- [WHAT TO WORK ON]: Rewrite the items from the start of the items through the line containing "y-tick-label: 20 [32, 570, 53, 589]", swapping every "y-tick-label" for "y-axis-tick" and leaving everything else unchanged.

-- BEGIN --

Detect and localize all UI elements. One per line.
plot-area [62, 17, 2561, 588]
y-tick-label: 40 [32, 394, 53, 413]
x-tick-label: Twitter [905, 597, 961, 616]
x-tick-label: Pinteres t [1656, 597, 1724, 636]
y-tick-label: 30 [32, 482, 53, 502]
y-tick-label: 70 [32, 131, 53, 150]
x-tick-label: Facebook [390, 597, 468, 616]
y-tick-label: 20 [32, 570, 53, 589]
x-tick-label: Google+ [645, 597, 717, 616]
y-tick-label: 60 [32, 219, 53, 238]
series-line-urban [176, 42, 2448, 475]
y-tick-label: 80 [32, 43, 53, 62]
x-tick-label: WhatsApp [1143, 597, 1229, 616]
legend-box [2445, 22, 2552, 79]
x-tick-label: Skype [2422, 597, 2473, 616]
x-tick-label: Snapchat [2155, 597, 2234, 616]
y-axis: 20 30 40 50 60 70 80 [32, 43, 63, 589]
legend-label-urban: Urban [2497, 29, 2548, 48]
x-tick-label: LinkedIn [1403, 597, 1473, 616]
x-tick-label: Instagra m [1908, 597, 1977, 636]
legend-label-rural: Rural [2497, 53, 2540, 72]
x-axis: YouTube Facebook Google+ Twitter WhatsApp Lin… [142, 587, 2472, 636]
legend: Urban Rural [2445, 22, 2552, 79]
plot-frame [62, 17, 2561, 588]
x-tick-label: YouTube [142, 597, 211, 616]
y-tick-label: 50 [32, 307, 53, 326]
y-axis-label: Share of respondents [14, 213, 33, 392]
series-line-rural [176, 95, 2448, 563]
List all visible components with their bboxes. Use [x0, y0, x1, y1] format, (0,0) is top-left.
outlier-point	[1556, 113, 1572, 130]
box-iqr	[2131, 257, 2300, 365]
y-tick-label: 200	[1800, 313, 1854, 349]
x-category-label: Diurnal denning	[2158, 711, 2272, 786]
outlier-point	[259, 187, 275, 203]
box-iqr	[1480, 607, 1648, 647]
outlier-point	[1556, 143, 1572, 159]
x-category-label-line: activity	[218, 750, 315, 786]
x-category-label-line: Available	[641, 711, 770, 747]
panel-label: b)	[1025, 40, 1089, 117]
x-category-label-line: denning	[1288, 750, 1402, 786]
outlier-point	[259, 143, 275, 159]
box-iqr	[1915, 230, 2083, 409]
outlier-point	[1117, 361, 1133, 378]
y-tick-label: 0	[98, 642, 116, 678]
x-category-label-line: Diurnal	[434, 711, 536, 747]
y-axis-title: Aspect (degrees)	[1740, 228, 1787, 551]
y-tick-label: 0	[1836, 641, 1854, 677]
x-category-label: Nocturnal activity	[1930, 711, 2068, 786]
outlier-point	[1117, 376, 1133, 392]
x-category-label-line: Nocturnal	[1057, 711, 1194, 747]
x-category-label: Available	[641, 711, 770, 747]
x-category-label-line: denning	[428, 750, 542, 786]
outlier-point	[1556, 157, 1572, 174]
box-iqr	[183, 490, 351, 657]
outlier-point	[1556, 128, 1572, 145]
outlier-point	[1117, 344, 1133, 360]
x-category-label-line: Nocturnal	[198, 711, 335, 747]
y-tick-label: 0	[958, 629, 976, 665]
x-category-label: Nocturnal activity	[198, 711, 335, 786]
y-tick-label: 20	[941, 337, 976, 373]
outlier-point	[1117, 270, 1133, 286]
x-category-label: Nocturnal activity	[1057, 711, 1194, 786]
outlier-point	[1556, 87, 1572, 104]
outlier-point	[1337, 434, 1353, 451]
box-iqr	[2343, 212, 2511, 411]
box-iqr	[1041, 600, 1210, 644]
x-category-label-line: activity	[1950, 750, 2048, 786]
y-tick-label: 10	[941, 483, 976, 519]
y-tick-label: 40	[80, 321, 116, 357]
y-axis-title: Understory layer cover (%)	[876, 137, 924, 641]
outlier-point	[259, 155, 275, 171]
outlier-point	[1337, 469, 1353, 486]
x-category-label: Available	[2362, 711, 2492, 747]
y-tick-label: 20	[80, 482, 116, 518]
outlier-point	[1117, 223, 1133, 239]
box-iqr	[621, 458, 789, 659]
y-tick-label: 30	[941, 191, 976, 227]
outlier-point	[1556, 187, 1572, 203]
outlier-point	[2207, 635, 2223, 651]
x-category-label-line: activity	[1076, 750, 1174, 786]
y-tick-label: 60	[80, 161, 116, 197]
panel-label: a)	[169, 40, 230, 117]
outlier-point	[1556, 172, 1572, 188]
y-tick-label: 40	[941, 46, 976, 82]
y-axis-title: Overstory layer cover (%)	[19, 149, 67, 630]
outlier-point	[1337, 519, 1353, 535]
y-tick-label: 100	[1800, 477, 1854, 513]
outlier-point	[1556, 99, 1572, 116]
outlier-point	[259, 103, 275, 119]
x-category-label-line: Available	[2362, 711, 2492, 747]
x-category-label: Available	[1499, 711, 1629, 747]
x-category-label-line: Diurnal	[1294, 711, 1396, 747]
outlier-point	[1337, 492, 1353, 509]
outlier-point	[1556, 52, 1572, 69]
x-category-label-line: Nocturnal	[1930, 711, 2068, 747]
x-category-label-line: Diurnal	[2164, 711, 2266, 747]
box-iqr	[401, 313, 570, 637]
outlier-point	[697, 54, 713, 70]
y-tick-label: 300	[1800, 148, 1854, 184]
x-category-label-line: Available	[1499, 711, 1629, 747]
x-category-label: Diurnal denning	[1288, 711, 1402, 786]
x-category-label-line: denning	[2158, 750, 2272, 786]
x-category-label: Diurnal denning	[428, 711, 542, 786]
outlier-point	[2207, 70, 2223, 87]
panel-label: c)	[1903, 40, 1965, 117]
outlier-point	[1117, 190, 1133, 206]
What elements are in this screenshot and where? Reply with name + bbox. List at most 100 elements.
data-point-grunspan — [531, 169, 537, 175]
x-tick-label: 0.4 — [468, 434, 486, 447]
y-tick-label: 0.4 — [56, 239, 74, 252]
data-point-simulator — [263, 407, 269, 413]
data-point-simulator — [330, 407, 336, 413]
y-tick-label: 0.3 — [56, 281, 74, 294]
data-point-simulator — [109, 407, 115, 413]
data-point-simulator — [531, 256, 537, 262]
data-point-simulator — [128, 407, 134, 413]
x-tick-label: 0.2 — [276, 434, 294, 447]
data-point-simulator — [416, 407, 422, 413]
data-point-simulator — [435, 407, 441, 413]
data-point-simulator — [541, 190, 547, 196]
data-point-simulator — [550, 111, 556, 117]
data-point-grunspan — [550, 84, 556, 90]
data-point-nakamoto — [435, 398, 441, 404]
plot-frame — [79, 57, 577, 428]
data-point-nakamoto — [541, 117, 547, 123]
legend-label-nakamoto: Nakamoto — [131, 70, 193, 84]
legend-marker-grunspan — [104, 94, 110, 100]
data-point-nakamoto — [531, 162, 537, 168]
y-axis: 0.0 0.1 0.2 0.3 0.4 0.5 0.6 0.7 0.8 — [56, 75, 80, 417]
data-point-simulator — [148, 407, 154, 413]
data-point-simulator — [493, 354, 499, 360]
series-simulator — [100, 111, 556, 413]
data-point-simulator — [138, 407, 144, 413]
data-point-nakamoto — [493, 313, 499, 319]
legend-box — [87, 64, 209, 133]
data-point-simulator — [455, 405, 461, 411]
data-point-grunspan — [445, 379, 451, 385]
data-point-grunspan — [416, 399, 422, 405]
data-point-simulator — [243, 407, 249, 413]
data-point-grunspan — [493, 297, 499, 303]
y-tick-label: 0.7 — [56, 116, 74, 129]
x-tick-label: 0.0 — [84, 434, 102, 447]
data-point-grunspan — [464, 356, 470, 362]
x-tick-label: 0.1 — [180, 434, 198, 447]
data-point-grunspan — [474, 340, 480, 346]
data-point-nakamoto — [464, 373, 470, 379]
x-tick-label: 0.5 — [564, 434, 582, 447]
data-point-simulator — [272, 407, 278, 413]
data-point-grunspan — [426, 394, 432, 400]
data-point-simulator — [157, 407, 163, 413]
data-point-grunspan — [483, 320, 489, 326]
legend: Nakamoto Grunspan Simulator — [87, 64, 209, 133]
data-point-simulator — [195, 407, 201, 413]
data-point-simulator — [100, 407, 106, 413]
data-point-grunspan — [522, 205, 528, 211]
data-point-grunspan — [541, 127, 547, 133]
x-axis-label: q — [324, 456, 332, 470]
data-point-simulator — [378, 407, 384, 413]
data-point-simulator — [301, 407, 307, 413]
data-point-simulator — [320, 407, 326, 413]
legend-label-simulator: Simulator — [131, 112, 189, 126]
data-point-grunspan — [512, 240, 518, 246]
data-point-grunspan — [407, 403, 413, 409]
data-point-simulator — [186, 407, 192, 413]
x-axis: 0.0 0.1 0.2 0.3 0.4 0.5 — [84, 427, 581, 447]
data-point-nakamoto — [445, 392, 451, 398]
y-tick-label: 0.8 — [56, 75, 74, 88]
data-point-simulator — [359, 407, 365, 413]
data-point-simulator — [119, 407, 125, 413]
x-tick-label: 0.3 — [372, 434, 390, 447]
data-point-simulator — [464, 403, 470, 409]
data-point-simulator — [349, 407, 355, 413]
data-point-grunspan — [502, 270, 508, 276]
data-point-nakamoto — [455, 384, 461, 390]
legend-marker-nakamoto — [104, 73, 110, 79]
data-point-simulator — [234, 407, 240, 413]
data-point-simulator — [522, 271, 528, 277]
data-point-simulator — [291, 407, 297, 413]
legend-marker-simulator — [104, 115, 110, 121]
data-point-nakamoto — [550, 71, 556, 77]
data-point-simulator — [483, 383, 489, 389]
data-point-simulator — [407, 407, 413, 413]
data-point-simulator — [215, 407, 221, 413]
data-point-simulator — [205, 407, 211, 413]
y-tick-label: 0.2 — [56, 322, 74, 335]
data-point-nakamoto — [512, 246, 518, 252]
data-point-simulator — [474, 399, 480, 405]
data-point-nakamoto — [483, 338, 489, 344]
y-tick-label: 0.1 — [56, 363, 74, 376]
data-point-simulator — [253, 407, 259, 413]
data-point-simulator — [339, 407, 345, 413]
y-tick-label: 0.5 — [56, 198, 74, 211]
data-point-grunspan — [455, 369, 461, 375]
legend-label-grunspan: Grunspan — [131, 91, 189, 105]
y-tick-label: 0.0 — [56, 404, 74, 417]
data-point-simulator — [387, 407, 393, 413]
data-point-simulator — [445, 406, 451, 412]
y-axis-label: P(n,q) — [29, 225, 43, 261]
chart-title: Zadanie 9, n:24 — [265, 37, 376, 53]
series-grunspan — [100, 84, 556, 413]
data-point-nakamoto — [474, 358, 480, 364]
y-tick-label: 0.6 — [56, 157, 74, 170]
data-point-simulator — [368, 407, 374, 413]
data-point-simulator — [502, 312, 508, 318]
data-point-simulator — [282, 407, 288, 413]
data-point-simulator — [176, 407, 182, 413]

-- END --

- [TASK ANSWER]:
Detect and localize all UI elements. One per line.
plot-area [62, 17, 2561, 588]
y-axis-tick: 40 [32, 394, 53, 413]
x-tick-label: Twitter [905, 597, 961, 616]
x-tick-label: Pinteres t [1656, 597, 1724, 636]
y-axis-tick: 30 [32, 482, 53, 502]
y-axis-tick: 70 [32, 131, 53, 150]
x-tick-label: Facebook [390, 597, 468, 616]
y-axis-tick: 20 [32, 570, 53, 589]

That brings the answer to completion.